## The exercise
Rewrite all of the data below as a single numbered list, leaving out the pictures and any blank lines.

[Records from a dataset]

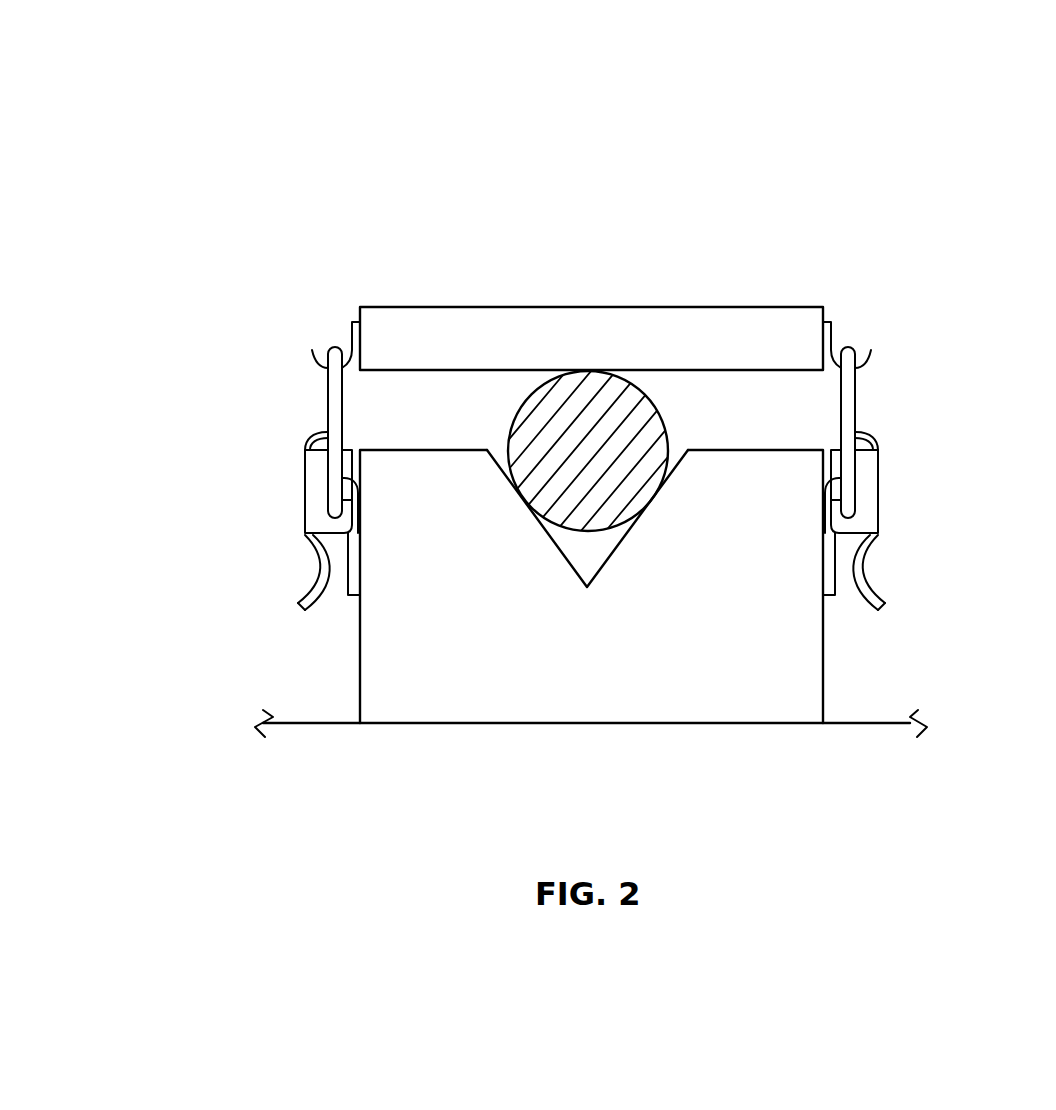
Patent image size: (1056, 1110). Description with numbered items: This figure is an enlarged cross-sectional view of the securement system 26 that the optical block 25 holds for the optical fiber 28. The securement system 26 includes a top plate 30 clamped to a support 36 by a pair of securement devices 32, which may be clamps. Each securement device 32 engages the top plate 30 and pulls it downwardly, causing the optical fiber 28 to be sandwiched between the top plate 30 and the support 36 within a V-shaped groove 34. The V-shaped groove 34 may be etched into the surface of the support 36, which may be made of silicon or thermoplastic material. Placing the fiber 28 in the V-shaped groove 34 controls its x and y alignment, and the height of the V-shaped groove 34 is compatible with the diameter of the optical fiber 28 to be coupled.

The optical block 25 is at (865, 742).
The securement system 26 is at (848, 168).
The optical fiber 28 is at (535, 382).
The top plate 30 is at (734, 322).
The securement devices 32 is at (303, 482).
The V-shaped groove 34 is at (555, 544).
The support 36 is at (795, 642).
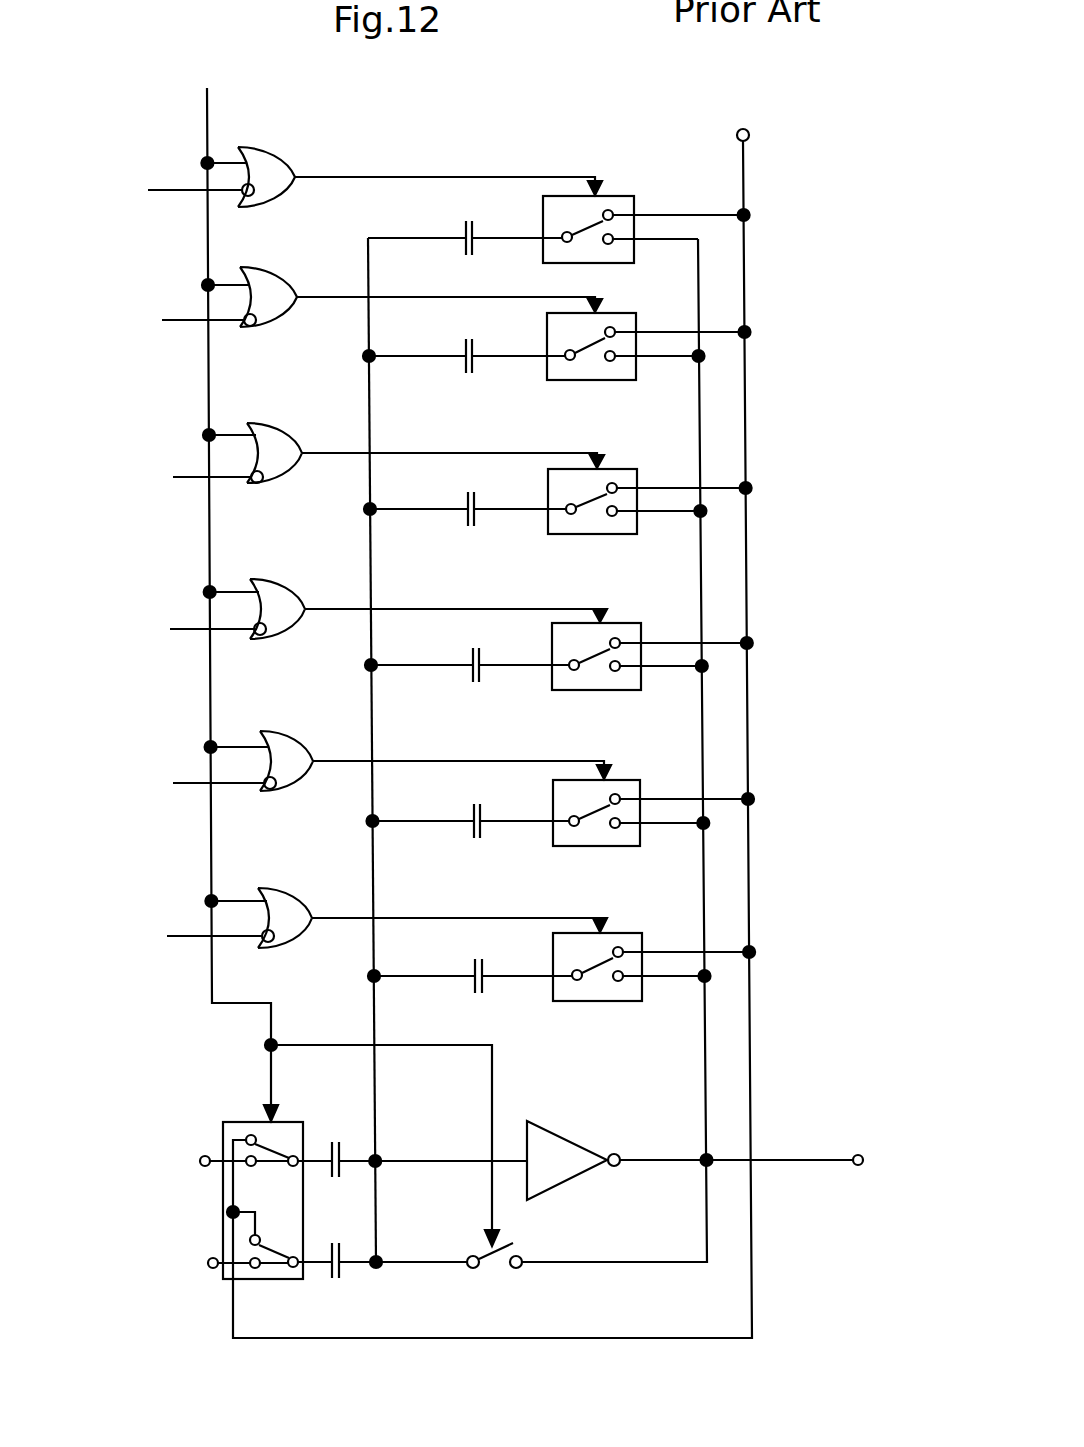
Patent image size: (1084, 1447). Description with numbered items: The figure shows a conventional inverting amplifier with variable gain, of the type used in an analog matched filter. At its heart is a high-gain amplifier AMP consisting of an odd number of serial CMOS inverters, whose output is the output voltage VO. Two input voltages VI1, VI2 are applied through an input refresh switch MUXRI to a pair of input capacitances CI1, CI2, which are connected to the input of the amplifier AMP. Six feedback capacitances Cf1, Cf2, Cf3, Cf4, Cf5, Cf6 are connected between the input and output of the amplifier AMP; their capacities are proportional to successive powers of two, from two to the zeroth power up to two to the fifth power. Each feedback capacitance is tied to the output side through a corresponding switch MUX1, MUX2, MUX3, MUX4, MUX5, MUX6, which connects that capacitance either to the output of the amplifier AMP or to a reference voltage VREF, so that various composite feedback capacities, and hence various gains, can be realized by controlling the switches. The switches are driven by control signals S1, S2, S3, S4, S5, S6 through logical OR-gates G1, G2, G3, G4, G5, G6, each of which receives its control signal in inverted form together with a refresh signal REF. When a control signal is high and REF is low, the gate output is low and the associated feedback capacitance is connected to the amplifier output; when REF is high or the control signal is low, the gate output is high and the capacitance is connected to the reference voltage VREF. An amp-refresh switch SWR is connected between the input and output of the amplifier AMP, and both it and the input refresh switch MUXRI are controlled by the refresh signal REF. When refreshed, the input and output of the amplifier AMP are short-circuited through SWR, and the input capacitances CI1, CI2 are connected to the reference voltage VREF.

The logical OR-gate G1 is at (287, 160).
The logical OR-gate G2 is at (308, 268).
The logical OR-gate G3 is at (297, 436).
The logical OR-gate G4 is at (298, 584).
The logical OR-gate G5 is at (306, 742).
The logical OR-gate G6 is at (304, 900).
The switch MUX1 is at (542, 207).
The switch MUX2 is at (546, 332).
The switch MUX3 is at (547, 485).
The switch MUX4 is at (551, 627).
The switch MUX5 is at (551, 797).
The switch MUX6 is at (553, 948).
The feedback capacitance Cf1 is at (463, 232).
The feedback capacitance Cf2 is at (465, 350).
The feedback capacitance Cf3 is at (465, 503).
The feedback capacitance Cf4 is at (472, 645).
The feedback capacitance Cf5 is at (474, 798).
The feedback capacitance Cf6 is at (475, 960).
The input capacitance CI1 is at (345, 1152).
The input capacitance CI2 is at (345, 1255).
The amplifier AMP is at (562, 1135).
The amp-refresh switch SWR is at (518, 1269).
The input refresh switch MUXRI is at (248, 1280).
The control signal S1 is at (181, 184).
The control signal S2 is at (182, 333).
The control signal S3 is at (185, 481).
The control signal S4 is at (187, 633).
The control signal S5 is at (192, 783).
The control signal S6 is at (192, 934).
The refresh signal REF is at (332, 652).
The reference voltage VREF is at (494, 715).
The input voltage VI1 is at (206, 1159).
The input voltage VI2 is at (206, 1271).
The output voltage VO is at (773, 1159).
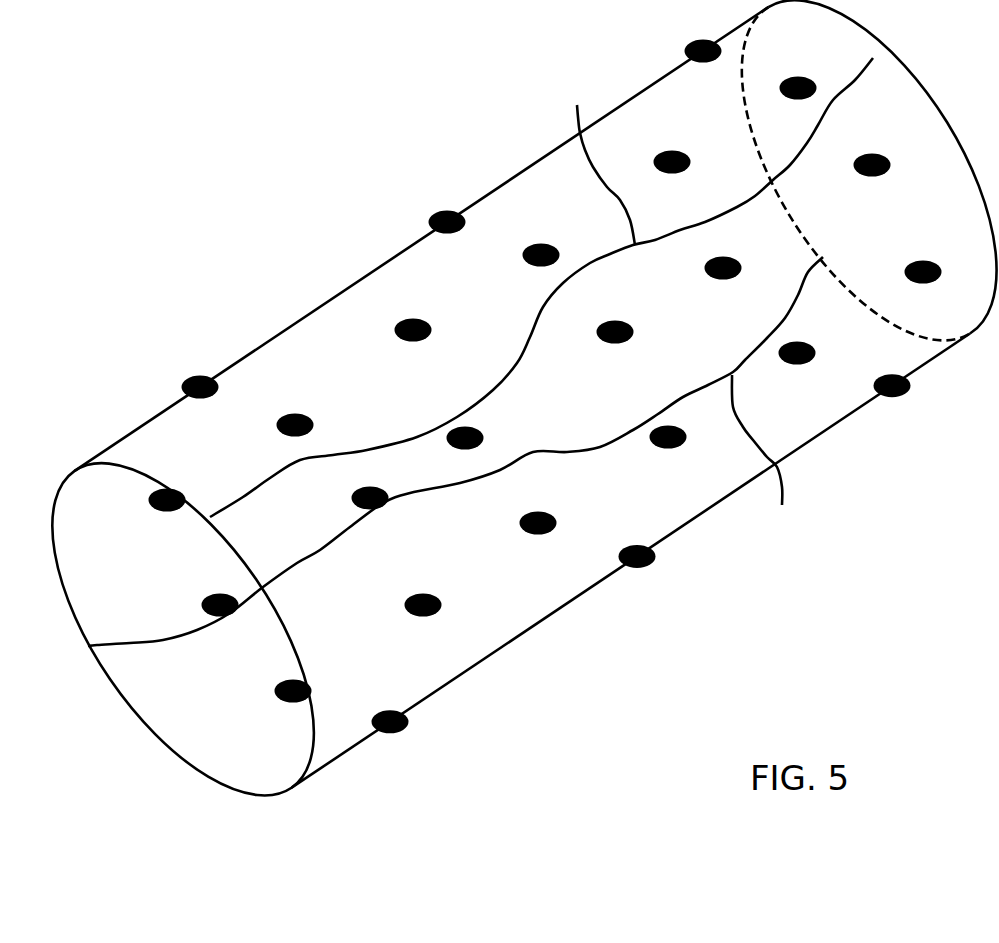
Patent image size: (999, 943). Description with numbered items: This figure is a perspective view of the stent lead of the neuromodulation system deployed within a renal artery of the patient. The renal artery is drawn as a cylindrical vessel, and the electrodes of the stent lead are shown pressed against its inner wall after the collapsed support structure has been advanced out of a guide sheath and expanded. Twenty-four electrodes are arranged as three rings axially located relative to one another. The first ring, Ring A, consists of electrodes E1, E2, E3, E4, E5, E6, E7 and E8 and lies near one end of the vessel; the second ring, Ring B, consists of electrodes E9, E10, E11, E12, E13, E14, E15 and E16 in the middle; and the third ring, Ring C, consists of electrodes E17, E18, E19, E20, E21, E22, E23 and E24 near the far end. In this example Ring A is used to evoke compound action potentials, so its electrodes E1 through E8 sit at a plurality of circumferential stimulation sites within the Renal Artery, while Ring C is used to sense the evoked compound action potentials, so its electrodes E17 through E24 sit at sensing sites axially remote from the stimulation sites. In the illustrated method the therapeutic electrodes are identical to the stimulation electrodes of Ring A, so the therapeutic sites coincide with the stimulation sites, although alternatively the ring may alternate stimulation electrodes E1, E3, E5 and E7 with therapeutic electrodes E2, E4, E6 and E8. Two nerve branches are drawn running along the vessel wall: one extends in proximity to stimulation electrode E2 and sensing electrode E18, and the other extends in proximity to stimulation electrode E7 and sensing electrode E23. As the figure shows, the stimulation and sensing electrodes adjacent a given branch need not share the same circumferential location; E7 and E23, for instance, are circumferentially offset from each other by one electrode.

The electrode E1 is at (200, 402).
The electrode E2 is at (282, 433).
The electrode E3 is at (358, 508).
The electrode E4 is at (407, 610).
The electrode E5 is at (388, 705).
The electrode E6 is at (304, 679).
The electrode E7 is at (233, 599).
The electrode E8 is at (181, 496).
The electrode E9 is at (447, 238).
The electrode E10 is at (530, 269).
The electrode E11 is at (599, 347).
The electrode E12 is at (648, 447).
The electrode E13 is at (635, 544).
The electrode E14 is at (559, 518).
The electrode E15 is at (485, 433).
The electrode E16 is at (434, 330).
The electrode E17 is at (708, 66).
The electrode E18 is at (787, 103).
The electrode E19 is at (856, 180).
The electrode E20 is at (908, 284).
The electrode E21 is at (890, 370).
The electrode E22 is at (814, 340).
The electrode E23 is at (744, 261).
The electrode E24 is at (692, 161).
The first electrode ring Ring A is at (392, 742).
The second electrode ring Ring B is at (643, 573).
The third electrode ring Ring C is at (899, 405).
The renal artery Renal Artery is at (90, 462).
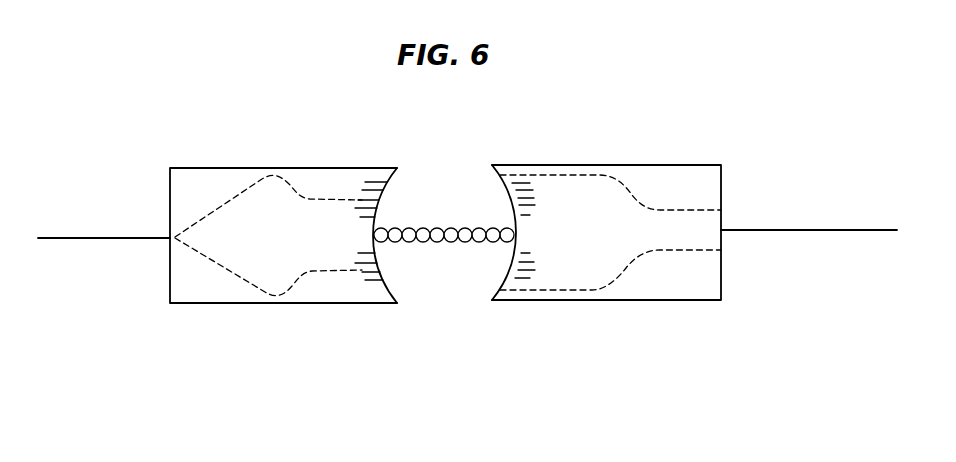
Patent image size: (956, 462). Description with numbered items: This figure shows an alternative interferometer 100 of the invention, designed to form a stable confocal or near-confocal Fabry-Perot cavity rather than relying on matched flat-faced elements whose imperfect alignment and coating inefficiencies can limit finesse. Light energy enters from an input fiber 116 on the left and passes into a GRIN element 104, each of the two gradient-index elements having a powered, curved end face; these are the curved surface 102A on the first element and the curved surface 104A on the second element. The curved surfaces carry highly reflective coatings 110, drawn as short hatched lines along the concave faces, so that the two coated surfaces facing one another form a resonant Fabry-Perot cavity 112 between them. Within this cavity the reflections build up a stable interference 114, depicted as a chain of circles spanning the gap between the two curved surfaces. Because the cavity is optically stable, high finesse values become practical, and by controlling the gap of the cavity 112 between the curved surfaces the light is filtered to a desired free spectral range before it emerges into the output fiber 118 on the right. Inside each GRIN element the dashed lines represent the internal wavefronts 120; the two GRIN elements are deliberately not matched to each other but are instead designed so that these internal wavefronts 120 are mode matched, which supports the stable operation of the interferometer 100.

## Solved problem
1. Patent image size: (1056, 1110). Description with numbered items: This figure is an enlarged cross-sectional view of the securement system 26 that the optical block 25 holds for the optical fiber 28. The securement system 26 includes a top plate 30 clamped to a support 36 by a pair of securement devices 32, which may be clamps. Each securement device 32 engages the top plate 30 and pulls it downwardly, causing the optical fiber 28 to be sandwiched between the top plate 30 and the support 36 within a V-shaped groove 34. The V-shaped groove 34 may be etched into the surface of the support 36, which may be made of silicon or thermoplastic material. Placing the fiber 28 in the V-shaped groove 34 controls its x and y alignment, and the height of the V-shaped groove 34 is compatible with the diameter of the optical fiber 28 to be coupled.
2. The optical block 25 is at (865, 742).
3. The securement system 26 is at (848, 168).
4. The optical fiber 28 is at (535, 382).
5. The top plate 30 is at (734, 322).
6. The securement devices 32 is at (303, 482).
7. The V-shaped groove 34 is at (555, 544).
8. The support 36 is at (795, 642).
9. Patent image size: (1084, 1447). Description with numbered items: The figure shows a conventional inverting amplifier with variable gain, of the type used in an analog matched filter. At its heart is a high-gain amplifier AMP consisting of an odd number of serial CMOS inverters, whose output is the output voltage VO. Two input voltages VI1, VI2 are applied through an input refresh switch MUXRI to a pair of input capacitances CI1, CI2, which are connected to the input of the amplifier AMP. Six feedback capacitances Cf1, Cf2, Cf3, Cf4, Cf5, Cf6 are connected between the input and output of the amplifier AMP; their capacities are proportional to successive powers of two, from two to the zeroth power up to two to the fifth power. Each feedback capacitance is tied to the output side through a corresponding switch MUX1, MUX2, MUX3, MUX4, MUX5, MUX6, which connects that capacitance either to the output of the amplifier AMP or to a reference voltage VREF, so that various composite feedback capacities, and hence various gains, can be realized by controlling the switches. The switches are driven by control signals S1, S2, S3, S4, S5, S6 through logical OR-gates G1, G2, G3, G4, G5, G6, each of which receives its control signal in inverted form together with a refresh signal REF. When a control signal is high and REF is low, the gate output is low and the associated feedback capacitance is connected to the amplifier output; when REF is high or the control signal is low, the gate output is high and the capacitance is connected to the reference voltage VREF. An amp-refresh switch SWR is connected between the input and output of the amplifier AMP, and both it and the input refresh switch MUXRI are controlled by the refresh signal REF. When refreshed, the input and output of the amplifier AMP are short-circuited through SWR, and the input capacitances CI1, CI2 are connected to the reference voltage VREF.
10. The logical OR-gate G1 is at (287, 160).
11. The logical OR-gate G2 is at (308, 268).
12. The logical OR-gate G3 is at (297, 436).
13. The logical OR-gate G4 is at (298, 584).
14. The logical OR-gate G5 is at (306, 742).
15. The logical OR-gate G6 is at (304, 900).
16. The switch MUX1 is at (542, 207).
17. The switch MUX2 is at (546, 332).
18. The switch MUX3 is at (547, 485).
19. The switch MUX4 is at (551, 627).
20. The switch MUX5 is at (551, 797).
21. The switch MUX6 is at (553, 948).
22. The feedback capacitance Cf1 is at (463, 232).
23. The feedback capacitance Cf2 is at (465, 350).
24. The feedback capacitance Cf3 is at (465, 503).
25. The feedback capacitance Cf4 is at (472, 645).
26. The feedback capacitance Cf5 is at (474, 798).
27. The feedback capacitance Cf6 is at (475, 960).
28. The input capacitance CI1 is at (345, 1152).
29. The input capacitance CI2 is at (345, 1255).
30. The amplifier AMP is at (562, 1135).
31. The amp-refresh switch SWR is at (518, 1269).
32. The input refresh switch MUXRI is at (248, 1280).
33. The control signal S1 is at (181, 184).
34. The control signal S2 is at (182, 333).
35. The control signal S3 is at (185, 481).
36. The control signal S4 is at (187, 633).
37. The control signal S5 is at (192, 783).
38. The control signal S6 is at (192, 934).
39. The refresh signal REF is at (332, 652).
40. The reference voltage VREF is at (494, 715).
41. The input voltage VI1 is at (206, 1159).
42. The input voltage VI2 is at (206, 1271).
43. The output voltage VO is at (773, 1159).
44. Patent image size: (999, 943). Description with numbered items: This figure is a perspective view of the stent lead of the neuromodulation system deployed within a renal artery of the patient. The renal artery is drawn as a cylindrical vessel, and the electrodes of the stent lead are shown pressed against its inner wall after the collapsed support structure has been advanced out of a guide sheath and expanded. Twenty-four electrodes are arranged as three rings axially located relative to one another. The first ring, Ring A, consists of electrodes E1, E2, E3, E4, E5, E6, E7 and E8 and lies near one end of the vessel; the second ring, Ring B, consists of electrodes E9, E10, E11, E12, E13, E14, E15 and E16 in the middle; and the third ring, Ring C, consists of electrodes E17, E18, E19, E20, E21, E22, E23 and E24 near the far end. In this example Ring A is used to evoke compound action potentials, so its electrodes E1 through E8 sit at a plurality of circumferential stimulation sites within the Renal Artery, while Ring C is used to sense the evoked compound action potentials, so its electrodes E17 through E24 sit at sensing sites axially remote from the stimulation sites. In the illustrated method the therapeutic electrodes are identical to the stimulation electrodes of Ring A, so the therapeutic sites coincide with the stimulation sites, although alternatively the ring may alternate stimulation electrodes E1, E3, E5 and E7 with therapeutic electrodes E2, E4, E6 and E8. Two nerve branches are drawn running along the vessel wall: one extends in proximity to stimulation electrode E2 and sensing electrode E18, and the other extends in proximity to stimulation electrode E7 and sensing electrode E23. As the figure shows, the stimulation and sensing electrodes adjacent a given branch need not share the same circumferential location; E7 and E23, for instance, are circumferentially offset from each other by one electrode.
45. The electrode E1 is at (200, 402).
46. The electrode E2 is at (282, 433).
47. The electrode E3 is at (358, 508).
48. The electrode E4 is at (407, 610).
49. The electrode E5 is at (388, 705).
50. The electrode E6 is at (304, 679).
51. The electrode E7 is at (233, 599).
52. The electrode E8 is at (181, 496).
53. The electrode E9 is at (447, 238).
54. The electrode E10 is at (530, 269).
55. The electrode E11 is at (599, 347).
56. The electrode E12 is at (648, 447).
57. The electrode E13 is at (635, 544).
58. The electrode E14 is at (559, 518).
59. The electrode E15 is at (485, 433).
60. The electrode E16 is at (434, 330).
61. The electrode E17 is at (708, 66).
62. The electrode E18 is at (787, 103).
63. The electrode E19 is at (856, 180).
64. The electrode E20 is at (908, 284).
65. The electrode E21 is at (890, 370).
66. The electrode E22 is at (814, 340).
67. The electrode E23 is at (744, 261).
68. The electrode E24 is at (692, 161).
69. The first electrode ring Ring A is at (392, 742).
70. The second electrode ring Ring B is at (643, 573).
71. The third electrode ring Ring C is at (899, 405).
72. The renal artery Renal Artery is at (90, 462).
73. Patent image size: (956, 462). Description with numbered items: This figure shows an alternative interferometer 100 of the invention, designed to form a stable confocal or near-confocal Fabry-Perot cavity rather than relying on matched flat-faced elements whose imperfect alignment and coating inefficiencies can limit finesse. Light energy enters from an input fiber 116 on the left and passes into a GRIN element 104, each of the two gradient-index elements having a powered, curved end face; these are the curved surface 102A on the first element and the curved surface 104A on the second element. The curved surfaces carry highly reflective coatings 110, drawn as short hatched lines along the concave faces, so that the two coated surfaces facing one another form a resonant Fabry-Perot cavity 112 between them. Within this cavity the reflections build up a stable interference 114, depicted as a chain of circles spanning the gap between the two curved surfaces. Because the cavity is optically stable, high finesse values become practical, and by controlling the gap of the cavity 112 between the curved surfaces the light is filtered to a desired free spectral range before it emerges into the output fiber 118 on the right. Inside each GRIN element the dashed lines represent the internal wavefronts 120; the two GRIN elements are deliberately not matched to each other but are instead designed so that these internal wavefronts 120 are mode matched, which supports the stable operation of the interferometer 100.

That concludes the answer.